Work to do: Using the material below, copy every line where "Find" appears.

Dataset:
-*-*-

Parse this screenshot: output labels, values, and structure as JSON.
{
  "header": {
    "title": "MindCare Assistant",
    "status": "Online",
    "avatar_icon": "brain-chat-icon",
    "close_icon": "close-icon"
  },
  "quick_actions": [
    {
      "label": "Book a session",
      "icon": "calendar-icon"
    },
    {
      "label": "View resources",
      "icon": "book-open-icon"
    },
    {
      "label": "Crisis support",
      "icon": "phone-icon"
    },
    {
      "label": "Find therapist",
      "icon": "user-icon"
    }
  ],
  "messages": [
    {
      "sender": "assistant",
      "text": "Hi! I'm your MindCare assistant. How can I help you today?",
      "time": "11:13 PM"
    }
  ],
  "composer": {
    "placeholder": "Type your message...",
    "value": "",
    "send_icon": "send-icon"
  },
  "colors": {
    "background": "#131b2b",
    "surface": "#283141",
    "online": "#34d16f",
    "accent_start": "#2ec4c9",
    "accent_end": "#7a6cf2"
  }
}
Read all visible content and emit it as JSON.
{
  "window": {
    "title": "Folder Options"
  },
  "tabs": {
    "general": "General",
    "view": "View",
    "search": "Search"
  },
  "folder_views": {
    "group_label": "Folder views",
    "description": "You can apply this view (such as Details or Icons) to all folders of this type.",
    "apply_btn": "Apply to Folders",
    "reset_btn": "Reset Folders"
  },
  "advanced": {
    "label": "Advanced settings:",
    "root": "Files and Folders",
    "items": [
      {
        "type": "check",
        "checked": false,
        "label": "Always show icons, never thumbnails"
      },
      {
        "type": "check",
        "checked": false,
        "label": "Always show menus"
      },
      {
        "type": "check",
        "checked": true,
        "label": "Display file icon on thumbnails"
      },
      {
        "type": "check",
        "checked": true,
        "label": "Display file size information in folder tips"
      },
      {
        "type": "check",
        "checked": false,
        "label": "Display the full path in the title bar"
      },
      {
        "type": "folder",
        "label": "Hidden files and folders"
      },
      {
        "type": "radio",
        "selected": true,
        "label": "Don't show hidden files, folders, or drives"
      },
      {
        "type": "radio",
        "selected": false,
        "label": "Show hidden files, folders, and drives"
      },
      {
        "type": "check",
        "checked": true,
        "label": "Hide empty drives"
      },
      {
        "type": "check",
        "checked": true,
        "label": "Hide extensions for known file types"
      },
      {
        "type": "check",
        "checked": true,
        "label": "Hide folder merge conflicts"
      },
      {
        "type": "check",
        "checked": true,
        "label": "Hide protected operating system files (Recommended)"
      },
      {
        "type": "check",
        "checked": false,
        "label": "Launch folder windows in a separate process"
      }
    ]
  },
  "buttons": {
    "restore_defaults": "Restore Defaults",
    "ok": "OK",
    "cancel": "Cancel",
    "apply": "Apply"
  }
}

-*-*-

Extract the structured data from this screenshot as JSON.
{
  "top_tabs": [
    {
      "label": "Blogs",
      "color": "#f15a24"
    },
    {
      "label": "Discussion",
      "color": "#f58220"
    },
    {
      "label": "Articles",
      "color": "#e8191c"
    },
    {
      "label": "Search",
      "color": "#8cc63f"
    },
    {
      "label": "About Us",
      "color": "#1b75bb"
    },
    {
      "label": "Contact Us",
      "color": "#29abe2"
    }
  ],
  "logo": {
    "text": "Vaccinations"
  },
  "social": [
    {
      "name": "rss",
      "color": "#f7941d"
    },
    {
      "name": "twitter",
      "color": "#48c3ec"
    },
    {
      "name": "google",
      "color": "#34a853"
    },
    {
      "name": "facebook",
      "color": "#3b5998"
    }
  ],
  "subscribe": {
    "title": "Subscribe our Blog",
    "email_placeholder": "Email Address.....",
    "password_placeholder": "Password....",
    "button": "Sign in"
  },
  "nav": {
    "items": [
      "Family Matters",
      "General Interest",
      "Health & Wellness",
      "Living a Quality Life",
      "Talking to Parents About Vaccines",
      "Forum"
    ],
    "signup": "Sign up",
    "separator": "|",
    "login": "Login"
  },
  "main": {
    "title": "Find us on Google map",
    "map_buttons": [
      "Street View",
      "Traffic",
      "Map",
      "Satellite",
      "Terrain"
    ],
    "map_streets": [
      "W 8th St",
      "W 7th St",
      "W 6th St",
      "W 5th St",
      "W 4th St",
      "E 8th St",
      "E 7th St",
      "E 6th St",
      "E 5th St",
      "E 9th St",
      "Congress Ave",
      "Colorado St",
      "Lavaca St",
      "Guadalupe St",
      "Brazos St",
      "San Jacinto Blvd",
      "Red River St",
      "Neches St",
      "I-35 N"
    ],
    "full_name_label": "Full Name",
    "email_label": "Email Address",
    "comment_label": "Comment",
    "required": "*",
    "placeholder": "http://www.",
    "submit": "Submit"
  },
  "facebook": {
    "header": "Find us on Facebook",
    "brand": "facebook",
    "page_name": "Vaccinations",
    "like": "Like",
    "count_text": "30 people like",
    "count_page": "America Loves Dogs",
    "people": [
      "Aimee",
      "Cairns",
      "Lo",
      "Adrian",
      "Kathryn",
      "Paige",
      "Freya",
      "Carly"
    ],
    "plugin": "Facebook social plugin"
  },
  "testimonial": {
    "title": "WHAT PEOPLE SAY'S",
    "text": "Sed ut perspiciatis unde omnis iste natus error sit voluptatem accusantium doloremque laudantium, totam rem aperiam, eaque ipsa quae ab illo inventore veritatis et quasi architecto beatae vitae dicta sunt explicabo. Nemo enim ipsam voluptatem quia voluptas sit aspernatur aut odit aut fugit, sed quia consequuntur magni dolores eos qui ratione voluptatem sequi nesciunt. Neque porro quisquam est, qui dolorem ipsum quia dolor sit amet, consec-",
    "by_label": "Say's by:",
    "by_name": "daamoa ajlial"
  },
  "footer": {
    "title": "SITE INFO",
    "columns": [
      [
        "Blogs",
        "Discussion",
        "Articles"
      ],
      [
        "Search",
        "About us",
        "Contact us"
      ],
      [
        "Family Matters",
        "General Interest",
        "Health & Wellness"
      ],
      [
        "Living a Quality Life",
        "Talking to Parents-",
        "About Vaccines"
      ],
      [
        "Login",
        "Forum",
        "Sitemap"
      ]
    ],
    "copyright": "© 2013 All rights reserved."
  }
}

-*-*-

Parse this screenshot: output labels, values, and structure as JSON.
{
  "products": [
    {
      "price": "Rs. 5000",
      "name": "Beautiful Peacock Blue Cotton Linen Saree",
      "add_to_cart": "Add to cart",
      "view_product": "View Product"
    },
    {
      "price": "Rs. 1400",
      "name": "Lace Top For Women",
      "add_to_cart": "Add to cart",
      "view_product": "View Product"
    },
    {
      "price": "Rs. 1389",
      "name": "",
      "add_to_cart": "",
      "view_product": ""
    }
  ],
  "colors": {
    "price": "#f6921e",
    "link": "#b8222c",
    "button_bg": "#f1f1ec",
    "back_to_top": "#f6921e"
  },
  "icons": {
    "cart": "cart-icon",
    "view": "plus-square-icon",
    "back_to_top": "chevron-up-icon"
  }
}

-*-*-

Response:
      "label": "Find therapist",
    "title": "Find us on Google map",
    "header": "Find us on Facebook",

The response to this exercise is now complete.